### Directive:
Look through the data below. Collect every line where the word "person" occurs.

▬▬▬

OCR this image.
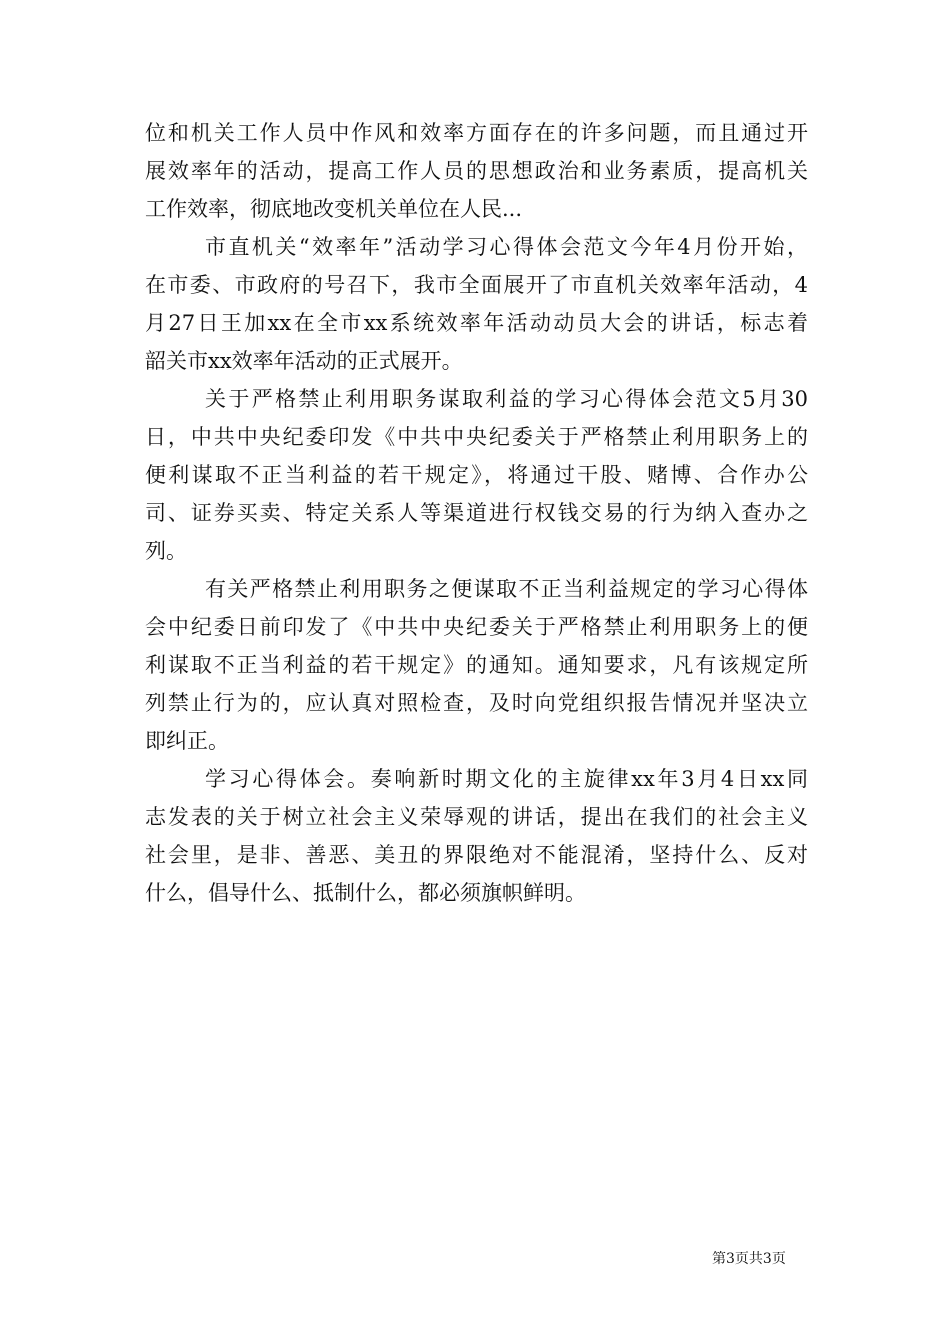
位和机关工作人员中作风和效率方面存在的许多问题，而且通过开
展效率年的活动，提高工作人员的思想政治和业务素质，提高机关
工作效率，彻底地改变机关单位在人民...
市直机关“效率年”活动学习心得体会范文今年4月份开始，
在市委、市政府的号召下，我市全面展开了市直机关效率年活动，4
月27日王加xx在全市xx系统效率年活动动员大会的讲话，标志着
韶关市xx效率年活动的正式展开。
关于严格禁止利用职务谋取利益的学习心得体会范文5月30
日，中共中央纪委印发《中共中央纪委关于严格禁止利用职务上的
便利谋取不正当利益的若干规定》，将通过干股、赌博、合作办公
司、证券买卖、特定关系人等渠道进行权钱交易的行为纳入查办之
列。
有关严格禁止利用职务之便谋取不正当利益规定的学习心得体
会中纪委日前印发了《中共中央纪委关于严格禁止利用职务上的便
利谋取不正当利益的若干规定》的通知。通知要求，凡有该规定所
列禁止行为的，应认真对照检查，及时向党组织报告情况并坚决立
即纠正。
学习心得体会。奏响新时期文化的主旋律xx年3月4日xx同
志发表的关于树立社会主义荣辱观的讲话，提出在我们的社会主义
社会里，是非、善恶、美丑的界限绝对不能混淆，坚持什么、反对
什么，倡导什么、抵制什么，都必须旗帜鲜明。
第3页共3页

▬▬▬

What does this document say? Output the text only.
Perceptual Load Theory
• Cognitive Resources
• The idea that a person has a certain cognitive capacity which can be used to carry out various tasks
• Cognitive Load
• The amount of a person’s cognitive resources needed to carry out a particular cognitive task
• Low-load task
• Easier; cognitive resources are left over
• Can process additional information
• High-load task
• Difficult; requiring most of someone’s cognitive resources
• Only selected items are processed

▬▬▬

### The response:
• The idea that a person has a certain cognitive capacity which can be used to carry out various tasks
• The amount of a person’s cognitive resources needed to carry out a particular cognitive task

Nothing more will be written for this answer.